● AIM OF THE TASK
Return the whole listing, line for line, without the pictures in it.

[RECORD EXTRACTS start]

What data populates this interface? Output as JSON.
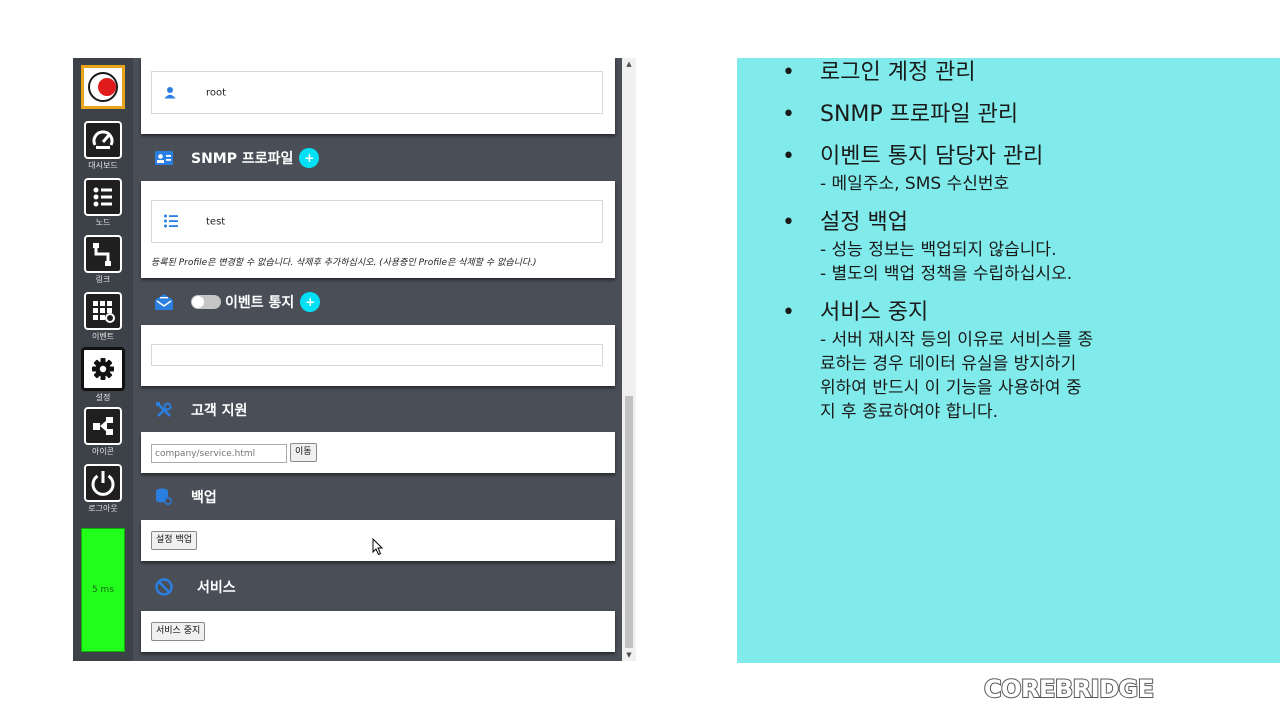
{
  "sidebar": {
    "items": [
      {
        "label": "대시보드",
        "icon": "dashboard-icon"
      },
      {
        "label": "노드",
        "icon": "node-list-icon"
      },
      {
        "label": "링크",
        "icon": "link-icon"
      },
      {
        "label": "이벤트",
        "icon": "event-icon"
      },
      {
        "label": "설정",
        "icon": "gear-icon",
        "active": true
      },
      {
        "label": "아이콘",
        "icon": "icon-share-icon"
      },
      {
        "label": "로그아웃",
        "icon": "power-icon"
      }
    ],
    "status": "5 ms",
    "status_color": "#22ff1a"
  },
  "account": {
    "value": "root"
  },
  "snmp": {
    "title": "SNMP 프로파일",
    "add": "+",
    "profile": "test",
    "note": "등록된 Profile은 변경할 수 없습니다. 삭제후 추가하십시오. (사용중인 Profile은 삭제할 수 없습니다.)"
  },
  "event": {
    "title": "이벤트 통지",
    "add": "+",
    "toggle_on": false
  },
  "support": {
    "title": "고객 지원",
    "placeholder": "company/service.html",
    "go_label": "이동"
  },
  "backup": {
    "title": "백업",
    "button": "설정 백업"
  },
  "service": {
    "title": "서비스",
    "button": "서비스 중지"
  },
  "slide": {
    "bullets": [
      {
        "title": "로그인 계정 관리",
        "sub": []
      },
      {
        "title": "SNMP 프로파일 관리",
        "sub": []
      },
      {
        "title": "이벤트 통지 담당자 관리",
        "sub": [
          "- 메일주소, SMS 수신번호"
        ]
      },
      {
        "title": "설정 백업",
        "sub": [
          "- 성능 정보는 백업되지 않습니다.",
          "- 별도의 백업 정책을 수립하십시오."
        ]
      },
      {
        "title": "서비스 중지",
        "sub": [
          "- 서버 재시작 등의 이유로 서비스를 종",
          "료하는 경우 데이터 유실을 방지하기",
          "위하여 반드시 이 기능을 사용하여 중",
          "지 후 종료하여야 합니다."
        ]
      }
    ],
    "background": "#80ebea",
    "brand": "COREBRIDGE"
  },
  "colors": {
    "accent_cyan": "#00e1f5",
    "icon_blue": "#2a7fe0",
    "dark_bg": "#4a4e57"
  }
}
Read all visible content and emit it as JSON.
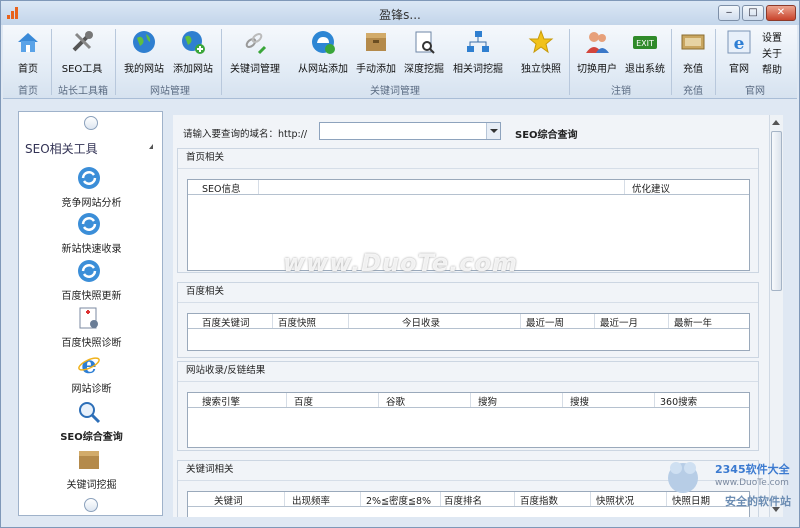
{
  "window": {
    "title": "盈锋s...",
    "min": "‒",
    "max": "□",
    "close": "✕"
  },
  "ribbon": {
    "buttons": [
      {
        "label": "首页",
        "icon": "home-icon"
      },
      {
        "label": "SEO工具",
        "icon": "tools-icon"
      },
      {
        "label": "我的网站",
        "icon": "globe-icon"
      },
      {
        "label": "添加网站",
        "icon": "globe-add-icon"
      },
      {
        "label": "关键词管理",
        "icon": "link-pen-icon"
      },
      {
        "label": "从网站添加",
        "icon": "ie-globe-icon"
      },
      {
        "label": "手动添加",
        "icon": "box-add-icon"
      },
      {
        "label": "深度挖掘",
        "icon": "doc-search-icon"
      },
      {
        "label": "相关词挖掘",
        "icon": "network-icon"
      },
      {
        "label": "独立快照",
        "icon": "star-icon"
      },
      {
        "label": "切换用户",
        "icon": "users-icon"
      },
      {
        "label": "退出系统",
        "icon": "exit-icon"
      },
      {
        "label": "充值",
        "icon": "money-icon"
      },
      {
        "label": "官网",
        "icon": "ie-icon"
      },
      {
        "label": "设置",
        "icon": ""
      },
      {
        "label": "关于",
        "icon": ""
      },
      {
        "label": "帮助",
        "icon": ""
      }
    ],
    "groups": [
      "首页",
      "站长工具箱",
      "网站管理",
      "关键词管理",
      "注销",
      "充值",
      "官网"
    ]
  },
  "sidebar": {
    "title": "SEO相关工具",
    "items": [
      {
        "label": "竞争网站分析",
        "icon": "refresh-icon"
      },
      {
        "label": "新站快速收录",
        "icon": "refresh-icon"
      },
      {
        "label": "百度快照更新",
        "icon": "refresh-icon"
      },
      {
        "label": "百度快照诊断",
        "icon": "diagnose-icon"
      },
      {
        "label": "网站诊断",
        "icon": "ie-icon"
      },
      {
        "label": "SEO综合查询",
        "icon": "magnifier-icon"
      },
      {
        "label": "关键词挖掘",
        "icon": "box-icon"
      }
    ]
  },
  "query": {
    "label": "请输入要查询的域名：http://",
    "value": "",
    "button": "SEO综合查询"
  },
  "sections": [
    {
      "title": "首页相关",
      "columns": [
        "SEO信息",
        "优化建议"
      ]
    },
    {
      "title": "百度相关",
      "columns": [
        "百度关键词",
        "百度快照",
        "今日收录",
        "最近一周",
        "最近一月",
        "最新一年"
      ]
    },
    {
      "title": "网站收录/反链结果",
      "columns": [
        "搜索引擎",
        "百度",
        "谷歌",
        "搜狗",
        "搜搜",
        "360搜索"
      ]
    },
    {
      "title": "关键词相关",
      "columns": [
        "关键词",
        "出现频率",
        "2%≦密度≦8%",
        "百度排名",
        "百度指数",
        "快照状况",
        "快照日期"
      ]
    }
  ],
  "watermark": {
    "text": "www.DuoTe.com",
    "badge": "2345软件大全",
    "url": "www.DuoTe.com",
    "slogan": "安全的软件站"
  },
  "colors": {
    "accent": "#2a6fc9",
    "titlebar": "#c3d5ea",
    "exit": "#2f8a2a",
    "star": "#f1c21b"
  }
}
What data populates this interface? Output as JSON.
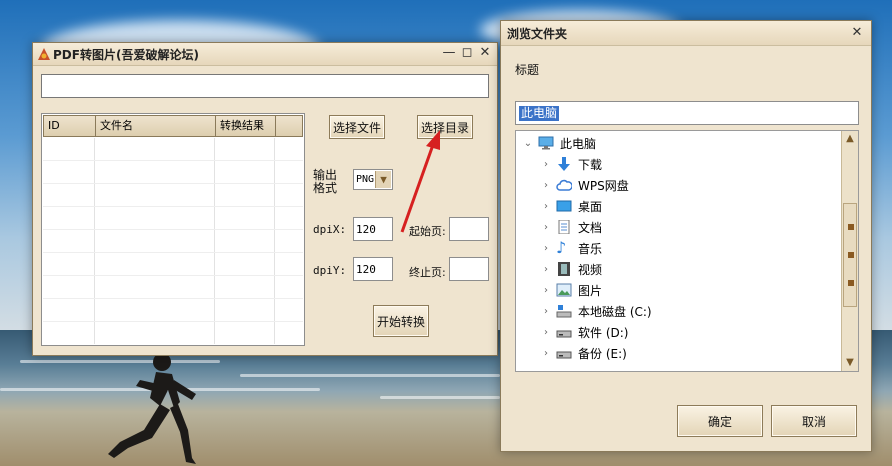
{
  "main_window": {
    "title": "PDF转图片(吾爱破解论坛)",
    "path_value": "",
    "table": {
      "columns": [
        "ID",
        "文件名",
        "转换结果"
      ],
      "rows": []
    },
    "select_file_label": "选择文件",
    "select_dir_label": "选择目录",
    "output_format_label": "输出格式",
    "output_format_value": "PNG",
    "dpix_label": "dpiX:",
    "dpix_value": "120",
    "dpiy_label": "dpiY:",
    "dpiy_value": "120",
    "start_page_label": "起始页:",
    "start_page_value": "",
    "end_page_label": "终止页:",
    "end_page_value": "",
    "start_convert_label": "开始转换"
  },
  "folder_dialog": {
    "title": "浏览文件夹",
    "caption": "标题",
    "selected_path": "此电脑",
    "tree": [
      {
        "label": "此电脑",
        "icon": "computer-icon",
        "level": 0,
        "expanded": true
      },
      {
        "label": "下载",
        "icon": "download-arrow-icon",
        "level": 1
      },
      {
        "label": "WPS网盘",
        "icon": "cloud-icon",
        "level": 1
      },
      {
        "label": "桌面",
        "icon": "desktop-icon",
        "level": 1
      },
      {
        "label": "文档",
        "icon": "document-icon",
        "level": 1
      },
      {
        "label": "音乐",
        "icon": "music-note-icon",
        "level": 1
      },
      {
        "label": "视频",
        "icon": "film-icon",
        "level": 1
      },
      {
        "label": "图片",
        "icon": "picture-icon",
        "level": 1
      },
      {
        "label": "本地磁盘 (C:)",
        "icon": "system-drive-icon",
        "level": 1
      },
      {
        "label": "软件 (D:)",
        "icon": "drive-icon",
        "level": 1
      },
      {
        "label": "备份 (E:)",
        "icon": "drive-icon",
        "level": 1
      }
    ],
    "ok_label": "确定",
    "cancel_label": "取消"
  },
  "colors": {
    "window_bg": "#efe4cf",
    "button_border": "#8d7b59",
    "selection_bg": "#3b73c8",
    "arrow": "#d62020"
  }
}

[RECORD EXTRACTS end]

● RESPONSE TO THIS EXERCISE
What data populates this interface? Output as JSON.
{
  "sidebar": {
    "items": [
      {
        "label": "대시보드",
        "icon": "dashboard-icon"
      },
      {
        "label": "노드",
        "icon": "node-list-icon"
      },
      {
        "label": "링크",
        "icon": "link-icon"
      },
      {
        "label": "이벤트",
        "icon": "event-icon"
      },
      {
        "label": "설정",
        "icon": "gear-icon",
        "active": true
      },
      {
        "label": "아이콘",
        "icon": "icon-share-icon"
      },
      {
        "label": "로그아웃",
        "icon": "power-icon"
      }
    ],
    "status": "5 ms",
    "status_color": "#22ff1a"
  },
  "account": {
    "value": "root"
  },
  "snmp": {
    "title": "SNMP 프로파일",
    "add": "+",
    "profile": "test",
    "note": "등록된 Profile은 변경할 수 없습니다. 삭제후 추가하십시오. (사용중인 Profile은 삭제할 수 없습니다.)"
  },
  "event": {
    "title": "이벤트 통지",
    "add": "+",
    "toggle_on": false
  },
  "support": {
    "title": "고객 지원",
    "placeholder": "company/service.html",
    "go_label": "이동"
  },
  "backup": {
    "title": "백업",
    "button": "설정 백업"
  },
  "service": {
    "title": "서비스",
    "button": "서비스 중지"
  },
  "slide": {
    "bullets": [
      {
        "title": "로그인 계정 관리",
        "sub": []
      },
      {
        "title": "SNMP 프로파일 관리",
        "sub": []
      },
      {
        "title": "이벤트 통지 담당자 관리",
        "sub": [
          "- 메일주소, SMS 수신번호"
        ]
      },
      {
        "title": "설정 백업",
        "sub": [
          "- 성능 정보는 백업되지 않습니다.",
          "- 별도의 백업 정책을 수립하십시오."
        ]
      },
      {
        "title": "서비스 중지",
        "sub": [
          "- 서버 재시작 등의 이유로 서비스를 종",
          "료하는 경우 데이터 유실을 방지하기",
          "위하여 반드시 이 기능을 사용하여 중",
          "지 후 종료하여야 합니다."
        ]
      }
    ],
    "background": "#80ebea",
    "brand": "COREBRIDGE"
  },
  "colors": {
    "accent_cyan": "#00e1f5",
    "icon_blue": "#2a7fe0",
    "dark_bg": "#4a4e57"
  }
}
Read all visible content and emit it as JSON.
{
  "window": {
    "title": "盈锋s...",
    "min": "‒",
    "max": "□",
    "close": "✕"
  },
  "ribbon": {
    "buttons": [
      {
        "label": "首页",
        "icon": "home-icon"
      },
      {
        "label": "SEO工具",
        "icon": "tools-icon"
      },
      {
        "label": "我的网站",
        "icon": "globe-icon"
      },
      {
        "label": "添加网站",
        "icon": "globe-add-icon"
      },
      {
        "label": "关键词管理",
        "icon": "link-pen-icon"
      },
      {
        "label": "从网站添加",
        "icon": "ie-globe-icon"
      },
      {
        "label": "手动添加",
        "icon": "box-add-icon"
      },
      {
        "label": "深度挖掘",
        "icon": "doc-search-icon"
      },
      {
        "label": "相关词挖掘",
        "icon": "network-icon"
      },
      {
        "label": "独立快照",
        "icon": "star-icon"
      },
      {
        "label": "切换用户",
        "icon": "users-icon"
      },
      {
        "label": "退出系统",
        "icon": "exit-icon"
      },
      {
        "label": "充值",
        "icon": "money-icon"
      },
      {
        "label": "官网",
        "icon": "ie-icon"
      },
      {
        "label": "设置",
        "icon": ""
      },
      {
        "label": "关于",
        "icon": ""
      },
      {
        "label": "帮助",
        "icon": ""
      }
    ],
    "groups": [
      "首页",
      "站长工具箱",
      "网站管理",
      "关键词管理",
      "注销",
      "充值",
      "官网"
    ]
  },
  "sidebar": {
    "title": "SEO相关工具",
    "items": [
      {
        "label": "竞争网站分析",
        "icon": "refresh-icon"
      },
      {
        "label": "新站快速收录",
        "icon": "refresh-icon"
      },
      {
        "label": "百度快照更新",
        "icon": "refresh-icon"
      },
      {
        "label": "百度快照诊断",
        "icon": "diagnose-icon"
      },
      {
        "label": "网站诊断",
        "icon": "ie-icon"
      },
      {
        "label": "SEO综合查询",
        "icon": "magnifier-icon"
      },
      {
        "label": "关键词挖掘",
        "icon": "box-icon"
      }
    ]
  },
  "query": {
    "label": "请输入要查询的域名：http://",
    "value": "",
    "button": "SEO综合查询"
  },
  "sections": [
    {
      "title": "首页相关",
      "columns": [
        "SEO信息",
        "优化建议"
      ]
    },
    {
      "title": "百度相关",
      "columns": [
        "百度关键词",
        "百度快照",
        "今日收录",
        "最近一周",
        "最近一月",
        "最新一年"
      ]
    },
    {
      "title": "网站收录/反链结果",
      "columns": [
        "搜索引擎",
        "百度",
        "谷歌",
        "搜狗",
        "搜搜",
        "360搜索"
      ]
    },
    {
      "title": "关键词相关",
      "columns": [
        "关键词",
        "出现频率",
        "2%≦密度≦8%",
        "百度排名",
        "百度指数",
        "快照状况",
        "快照日期"
      ]
    }
  ],
  "watermark": {
    "text": "www.DuoTe.com",
    "badge": "2345软件大全",
    "url": "www.DuoTe.com",
    "slogan": "安全的软件站"
  },
  "colors": {
    "accent": "#2a6fc9",
    "titlebar": "#c3d5ea",
    "exit": "#2f8a2a",
    "star": "#f1c21b"
  }
}
What data populates this interface? Output as JSON.
{
  "main_window": {
    "title": "PDF转图片(吾爱破解论坛)",
    "path_value": "",
    "table": {
      "columns": [
        "ID",
        "文件名",
        "转换结果"
      ],
      "rows": []
    },
    "select_file_label": "选择文件",
    "select_dir_label": "选择目录",
    "output_format_label": "输出格式",
    "output_format_value": "PNG",
    "dpix_label": "dpiX:",
    "dpix_value": "120",
    "dpiy_label": "dpiY:",
    "dpiy_value": "120",
    "start_page_label": "起始页:",
    "start_page_value": "",
    "end_page_label": "终止页:",
    "end_page_value": "",
    "start_convert_label": "开始转换"
  },
  "folder_dialog": {
    "title": "浏览文件夹",
    "caption": "标题",
    "selected_path": "此电脑",
    "tree": [
      {
        "label": "此电脑",
        "icon": "computer-icon",
        "level": 0,
        "expanded": true
      },
      {
        "label": "下载",
        "icon": "download-arrow-icon",
        "level": 1
      },
      {
        "label": "WPS网盘",
        "icon": "cloud-icon",
        "level": 1
      },
      {
        "label": "桌面",
        "icon": "desktop-icon",
        "level": 1
      },
      {
        "label": "文档",
        "icon": "document-icon",
        "level": 1
      },
      {
        "label": "音乐",
        "icon": "music-note-icon",
        "level": 1
      },
      {
        "label": "视频",
        "icon": "film-icon",
        "level": 1
      },
      {
        "label": "图片",
        "icon": "picture-icon",
        "level": 1
      },
      {
        "label": "本地磁盘 (C:)",
        "icon": "system-drive-icon",
        "level": 1
      },
      {
        "label": "软件 (D:)",
        "icon": "drive-icon",
        "level": 1
      },
      {
        "label": "备份 (E:)",
        "icon": "drive-icon",
        "level": 1
      }
    ],
    "ok_label": "确定",
    "cancel_label": "取消"
  },
  "colors": {
    "window_bg": "#efe4cf",
    "button_border": "#8d7b59",
    "selection_bg": "#3b73c8",
    "arrow": "#d62020"
  }
}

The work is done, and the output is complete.